What you are asked to do = Search the records for the word "motor" and report each line that has it.

Task inputs =
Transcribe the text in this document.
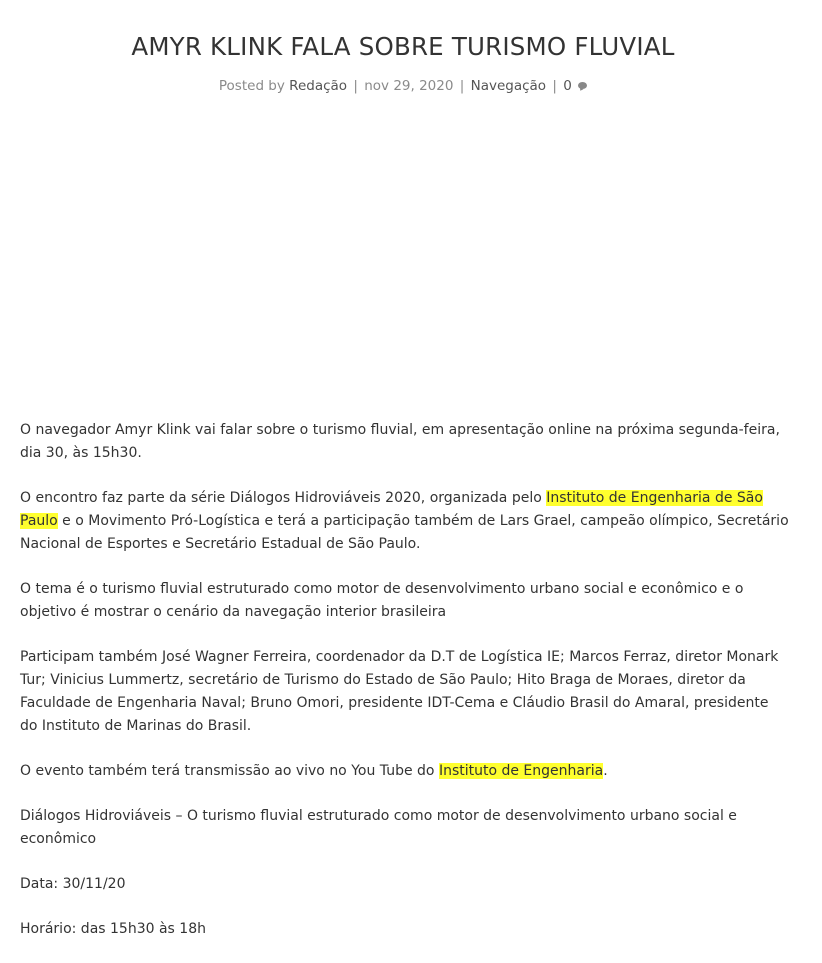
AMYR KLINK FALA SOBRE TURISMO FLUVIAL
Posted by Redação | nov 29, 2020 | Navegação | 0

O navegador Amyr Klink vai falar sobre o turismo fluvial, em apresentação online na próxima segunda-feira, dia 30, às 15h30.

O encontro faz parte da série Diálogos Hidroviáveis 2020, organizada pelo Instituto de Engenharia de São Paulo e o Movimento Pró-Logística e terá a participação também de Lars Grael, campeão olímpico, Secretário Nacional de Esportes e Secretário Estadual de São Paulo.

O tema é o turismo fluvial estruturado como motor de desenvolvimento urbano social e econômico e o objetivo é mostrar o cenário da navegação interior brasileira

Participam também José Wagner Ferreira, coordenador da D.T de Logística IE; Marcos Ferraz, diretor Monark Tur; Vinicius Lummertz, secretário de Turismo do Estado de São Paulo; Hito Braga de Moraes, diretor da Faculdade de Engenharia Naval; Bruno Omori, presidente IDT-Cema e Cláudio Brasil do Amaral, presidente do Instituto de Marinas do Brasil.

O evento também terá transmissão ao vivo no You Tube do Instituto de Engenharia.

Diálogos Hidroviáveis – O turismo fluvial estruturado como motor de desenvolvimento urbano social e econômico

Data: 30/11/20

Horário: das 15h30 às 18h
==
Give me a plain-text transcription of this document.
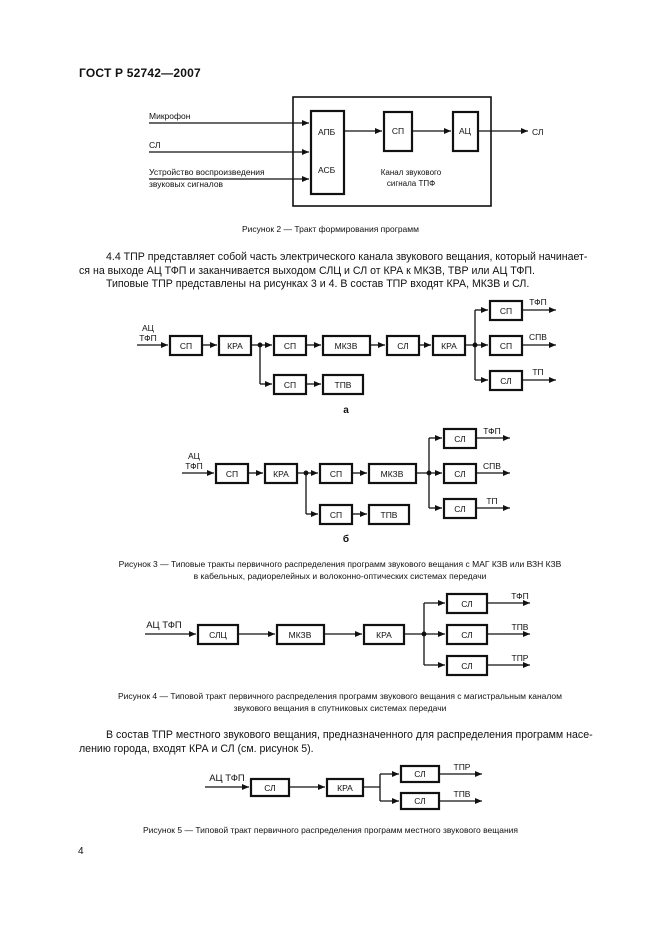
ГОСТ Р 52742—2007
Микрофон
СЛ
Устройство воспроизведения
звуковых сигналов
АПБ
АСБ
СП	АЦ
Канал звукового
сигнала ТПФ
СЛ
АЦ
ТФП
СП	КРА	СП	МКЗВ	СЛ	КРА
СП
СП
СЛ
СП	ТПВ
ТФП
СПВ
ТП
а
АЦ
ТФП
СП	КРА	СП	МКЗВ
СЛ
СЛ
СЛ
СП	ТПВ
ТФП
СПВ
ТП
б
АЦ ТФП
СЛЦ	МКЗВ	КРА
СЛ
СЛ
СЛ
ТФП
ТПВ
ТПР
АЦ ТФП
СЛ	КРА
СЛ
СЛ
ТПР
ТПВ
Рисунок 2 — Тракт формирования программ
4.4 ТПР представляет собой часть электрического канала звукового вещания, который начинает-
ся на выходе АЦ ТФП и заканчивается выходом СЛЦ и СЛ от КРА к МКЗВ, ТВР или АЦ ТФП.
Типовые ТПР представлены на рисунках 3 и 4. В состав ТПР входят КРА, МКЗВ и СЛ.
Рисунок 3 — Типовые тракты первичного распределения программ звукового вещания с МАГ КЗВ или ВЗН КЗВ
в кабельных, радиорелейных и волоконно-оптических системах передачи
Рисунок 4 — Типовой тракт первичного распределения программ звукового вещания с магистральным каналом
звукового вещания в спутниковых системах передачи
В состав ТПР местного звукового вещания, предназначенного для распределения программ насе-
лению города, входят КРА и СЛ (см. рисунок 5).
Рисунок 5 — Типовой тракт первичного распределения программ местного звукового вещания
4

Exercise solution =
O tema é o turismo fluvial estruturado como motor de desenvolvimento urbano social e econômico e o objetivo é mostrar o cenário da navegação interior brasileira
Diálogos Hidroviáveis – O turismo fluvial estruturado como motor de desenvolvimento urbano social e econômico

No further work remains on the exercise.